• _Aim of the task_: Reproduce all records exactly.

• _Source records_:
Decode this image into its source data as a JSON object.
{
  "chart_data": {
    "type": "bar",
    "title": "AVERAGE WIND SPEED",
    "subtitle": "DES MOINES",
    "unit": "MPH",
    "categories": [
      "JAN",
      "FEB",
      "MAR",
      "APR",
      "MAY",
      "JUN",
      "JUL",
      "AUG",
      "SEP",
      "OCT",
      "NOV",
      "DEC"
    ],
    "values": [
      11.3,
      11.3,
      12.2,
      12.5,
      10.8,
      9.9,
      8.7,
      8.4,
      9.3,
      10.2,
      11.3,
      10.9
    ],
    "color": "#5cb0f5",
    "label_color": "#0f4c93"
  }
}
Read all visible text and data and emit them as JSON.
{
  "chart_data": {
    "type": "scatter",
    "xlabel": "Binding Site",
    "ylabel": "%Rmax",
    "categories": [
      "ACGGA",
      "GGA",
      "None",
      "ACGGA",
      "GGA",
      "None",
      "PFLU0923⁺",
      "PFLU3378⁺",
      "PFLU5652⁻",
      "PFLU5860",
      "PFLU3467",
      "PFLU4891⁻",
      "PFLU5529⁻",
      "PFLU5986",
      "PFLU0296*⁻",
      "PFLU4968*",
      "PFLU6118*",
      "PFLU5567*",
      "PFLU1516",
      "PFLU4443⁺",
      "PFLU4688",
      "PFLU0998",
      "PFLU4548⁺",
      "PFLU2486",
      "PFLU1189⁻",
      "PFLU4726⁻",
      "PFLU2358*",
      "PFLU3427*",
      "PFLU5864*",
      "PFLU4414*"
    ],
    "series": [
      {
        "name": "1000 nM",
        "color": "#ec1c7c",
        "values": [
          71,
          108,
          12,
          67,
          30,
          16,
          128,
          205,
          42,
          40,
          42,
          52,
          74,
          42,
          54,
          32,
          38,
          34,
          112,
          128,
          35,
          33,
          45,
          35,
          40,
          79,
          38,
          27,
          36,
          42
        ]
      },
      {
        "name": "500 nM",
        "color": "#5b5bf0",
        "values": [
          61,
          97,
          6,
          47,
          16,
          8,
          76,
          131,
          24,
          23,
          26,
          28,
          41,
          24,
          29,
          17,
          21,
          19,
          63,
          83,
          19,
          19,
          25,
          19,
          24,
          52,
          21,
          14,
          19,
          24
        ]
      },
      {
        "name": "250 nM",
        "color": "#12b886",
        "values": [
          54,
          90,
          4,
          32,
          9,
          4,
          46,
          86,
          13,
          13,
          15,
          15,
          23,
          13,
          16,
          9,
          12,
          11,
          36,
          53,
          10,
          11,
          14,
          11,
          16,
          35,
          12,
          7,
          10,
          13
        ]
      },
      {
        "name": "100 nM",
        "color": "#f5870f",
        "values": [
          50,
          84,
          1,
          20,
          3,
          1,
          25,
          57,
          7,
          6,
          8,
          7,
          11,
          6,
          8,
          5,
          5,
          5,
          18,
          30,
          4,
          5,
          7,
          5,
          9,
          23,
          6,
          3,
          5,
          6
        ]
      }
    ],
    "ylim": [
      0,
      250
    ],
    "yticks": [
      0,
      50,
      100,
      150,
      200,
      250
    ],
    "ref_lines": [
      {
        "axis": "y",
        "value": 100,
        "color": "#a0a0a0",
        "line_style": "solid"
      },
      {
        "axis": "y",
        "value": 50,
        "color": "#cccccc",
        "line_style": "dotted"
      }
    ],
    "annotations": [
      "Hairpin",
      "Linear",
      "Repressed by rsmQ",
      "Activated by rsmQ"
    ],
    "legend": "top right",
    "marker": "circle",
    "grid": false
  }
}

• _Exercise result_:
Decode this image into its source data as a JSON object.
{
  "chart_data": {
    "type": "bar",
    "title": "AVERAGE WIND SPEED",
    "subtitle": "DES MOINES",
    "unit": "MPH",
    "categories": [
      "JAN",
      "FEB",
      "MAR",
      "APR",
      "MAY",
      "JUN",
      "JUL",
      "AUG",
      "SEP",
      "OCT",
      "NOV",
      "DEC"
    ],
    "values": [
      11.3,
      11.3,
      12.2,
      12.5,
      10.8,
      9.9,
      8.7,
      8.4,
      9.3,
      10.2,
      11.3,
      10.9
    ],
    "color": "#5cb0f5",
    "label_color": "#0f4c93"
  }
}
Read all visible text and data and emit them as JSON.
{
  "chart_data": {
    "type": "scatter",
    "xlabel": "Binding Site",
    "ylabel": "%Rmax",
    "categories": [
      "ACGGA",
      "GGA",
      "None",
      "ACGGA",
      "GGA",
      "None",
      "PFLU0923⁺",
      "PFLU3378⁺",
      "PFLU5652⁻",
      "PFLU5860",
      "PFLU3467",
      "PFLU4891⁻",
      "PFLU5529⁻",
      "PFLU5986",
      "PFLU0296*⁻",
      "PFLU4968*",
      "PFLU6118*",
      "PFLU5567*",
      "PFLU1516",
      "PFLU4443⁺",
      "PFLU4688",
      "PFLU0998",
      "PFLU4548⁺",
      "PFLU2486",
      "PFLU1189⁻",
      "PFLU4726⁻",
      "PFLU2358*",
      "PFLU3427*",
      "PFLU5864*",
      "PFLU4414*"
    ],
    "series": [
      {
        "name": "1000 nM",
        "color": "#ec1c7c",
        "values": [
          71,
          108,
          12,
          67,
          30,
          16,
          128,
          205,
          42,
          40,
          42,
          52,
          74,
          42,
          54,
          32,
          38,
          34,
          112,
          128,
          35,
          33,
          45,
          35,
          40,
          79,
          38,
          27,
          36,
          42
        ]
      },
      {
        "name": "500 nM",
        "color": "#5b5bf0",
        "values": [
          61,
          97,
          6,
          47,
          16,
          8,
          76,
          131,
          24,
          23,
          26,
          28,
          41,
          24,
          29,
          17,
          21,
          19,
          63,
          83,
          19,
          19,
          25,
          19,
          24,
          52,
          21,
          14,
          19,
          24
        ]
      },
      {
        "name": "250 nM",
        "color": "#12b886",
        "values": [
          54,
          90,
          4,
          32,
          9,
          4,
          46,
          86,
          13,
          13,
          15,
          15,
          23,
          13,
          16,
          9,
          12,
          11,
          36,
          53,
          10,
          11,
          14,
          11,
          16,
          35,
          12,
          7,
          10,
          13
        ]
      },
      {
        "name": "100 nM",
        "color": "#f5870f",
        "values": [
          50,
          84,
          1,
          20,
          3,
          1,
          25,
          57,
          7,
          6,
          8,
          7,
          11,
          6,
          8,
          5,
          5,
          5,
          18,
          30,
          4,
          5,
          7,
          5,
          9,
          23,
          6,
          3,
          5,
          6
        ]
      }
    ],
    "ylim": [
      0,
      250
    ],
    "yticks": [
      0,
      50,
      100,
      150,
      200,
      250
    ],
    "ref_lines": [
      {
        "axis": "y",
        "value": 100,
        "color": "#a0a0a0",
        "line_style": "solid"
      },
      {
        "axis": "y",
        "value": 50,
        "color": "#cccccc",
        "line_style": "dotted"
      }
    ],
    "annotations": [
      "Hairpin",
      "Linear",
      "Repressed by rsmQ",
      "Activated by rsmQ"
    ],
    "legend": "top right",
    "marker": "circle",
    "grid": false
  }
}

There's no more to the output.